§ Given task:
Lift out each line of the data that holds "Malmö".

§ Data entries:
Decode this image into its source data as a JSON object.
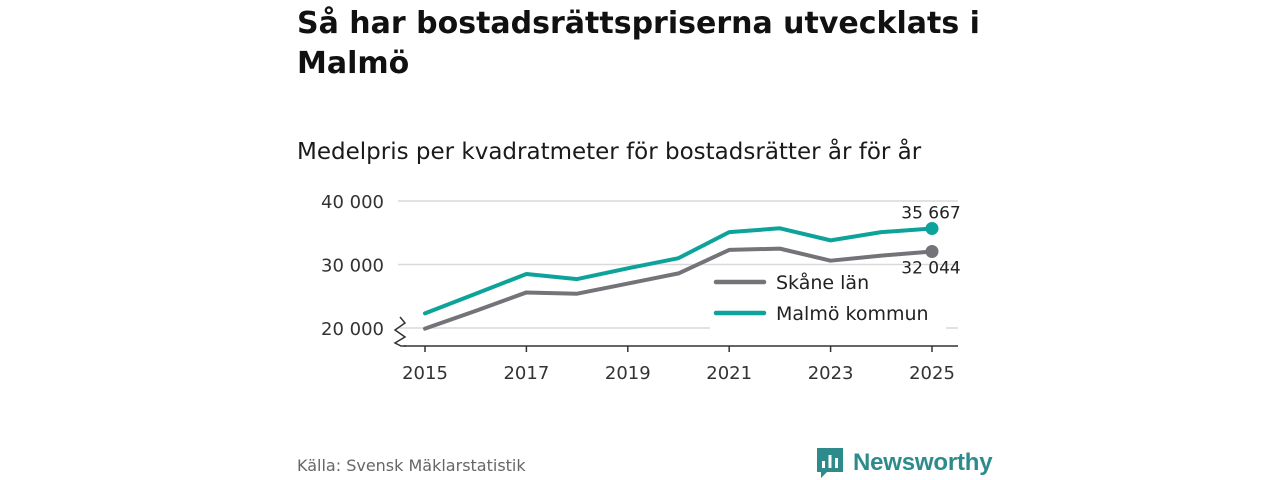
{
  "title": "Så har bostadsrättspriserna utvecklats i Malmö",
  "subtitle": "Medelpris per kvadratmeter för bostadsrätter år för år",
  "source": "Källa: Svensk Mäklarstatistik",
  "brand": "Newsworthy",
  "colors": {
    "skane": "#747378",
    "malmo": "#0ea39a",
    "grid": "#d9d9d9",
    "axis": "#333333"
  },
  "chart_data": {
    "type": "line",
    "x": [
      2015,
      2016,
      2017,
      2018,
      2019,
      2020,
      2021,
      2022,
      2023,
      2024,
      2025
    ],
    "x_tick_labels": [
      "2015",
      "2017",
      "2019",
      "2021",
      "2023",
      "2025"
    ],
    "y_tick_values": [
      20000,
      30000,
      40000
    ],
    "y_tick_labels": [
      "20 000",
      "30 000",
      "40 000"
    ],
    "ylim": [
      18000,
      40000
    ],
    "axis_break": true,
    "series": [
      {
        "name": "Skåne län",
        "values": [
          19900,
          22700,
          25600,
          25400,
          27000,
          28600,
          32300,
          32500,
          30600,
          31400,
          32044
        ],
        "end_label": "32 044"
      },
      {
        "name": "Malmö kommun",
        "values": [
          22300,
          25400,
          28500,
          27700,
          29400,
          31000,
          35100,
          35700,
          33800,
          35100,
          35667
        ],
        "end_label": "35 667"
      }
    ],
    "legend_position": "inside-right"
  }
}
--
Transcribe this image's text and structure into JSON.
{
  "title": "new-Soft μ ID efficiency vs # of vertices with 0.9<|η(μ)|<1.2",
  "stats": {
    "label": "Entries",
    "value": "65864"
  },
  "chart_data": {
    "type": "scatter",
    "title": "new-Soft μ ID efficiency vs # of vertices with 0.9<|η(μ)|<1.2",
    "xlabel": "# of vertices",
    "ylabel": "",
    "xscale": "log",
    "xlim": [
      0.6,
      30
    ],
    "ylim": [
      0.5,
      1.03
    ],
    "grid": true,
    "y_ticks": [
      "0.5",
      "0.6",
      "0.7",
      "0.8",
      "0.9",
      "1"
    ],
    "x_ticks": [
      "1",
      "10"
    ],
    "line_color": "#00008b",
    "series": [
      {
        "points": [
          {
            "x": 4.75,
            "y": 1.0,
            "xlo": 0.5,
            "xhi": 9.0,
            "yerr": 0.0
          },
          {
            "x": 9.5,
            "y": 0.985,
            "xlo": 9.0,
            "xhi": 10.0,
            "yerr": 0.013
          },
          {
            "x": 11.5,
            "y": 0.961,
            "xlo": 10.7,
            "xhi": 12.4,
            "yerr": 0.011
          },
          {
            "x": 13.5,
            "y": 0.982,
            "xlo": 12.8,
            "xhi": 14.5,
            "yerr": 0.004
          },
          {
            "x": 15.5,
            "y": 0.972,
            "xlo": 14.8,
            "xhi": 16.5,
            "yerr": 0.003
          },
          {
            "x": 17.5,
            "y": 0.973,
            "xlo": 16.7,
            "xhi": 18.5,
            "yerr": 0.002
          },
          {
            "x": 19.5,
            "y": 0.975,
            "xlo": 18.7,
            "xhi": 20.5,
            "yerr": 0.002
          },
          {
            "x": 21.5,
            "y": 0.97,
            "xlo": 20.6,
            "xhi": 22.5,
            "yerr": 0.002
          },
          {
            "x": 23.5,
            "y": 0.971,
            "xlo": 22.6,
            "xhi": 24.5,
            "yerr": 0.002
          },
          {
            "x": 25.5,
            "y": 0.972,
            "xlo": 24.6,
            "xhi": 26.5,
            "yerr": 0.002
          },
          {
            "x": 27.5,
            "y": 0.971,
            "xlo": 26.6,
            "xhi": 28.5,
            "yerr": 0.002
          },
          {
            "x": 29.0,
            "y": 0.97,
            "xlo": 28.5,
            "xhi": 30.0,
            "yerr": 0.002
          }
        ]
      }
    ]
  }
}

§ Task solution:
  "title": "Så har bostadsrättspriserna utvecklats i Malmö",
        "name": "Malmö kommun",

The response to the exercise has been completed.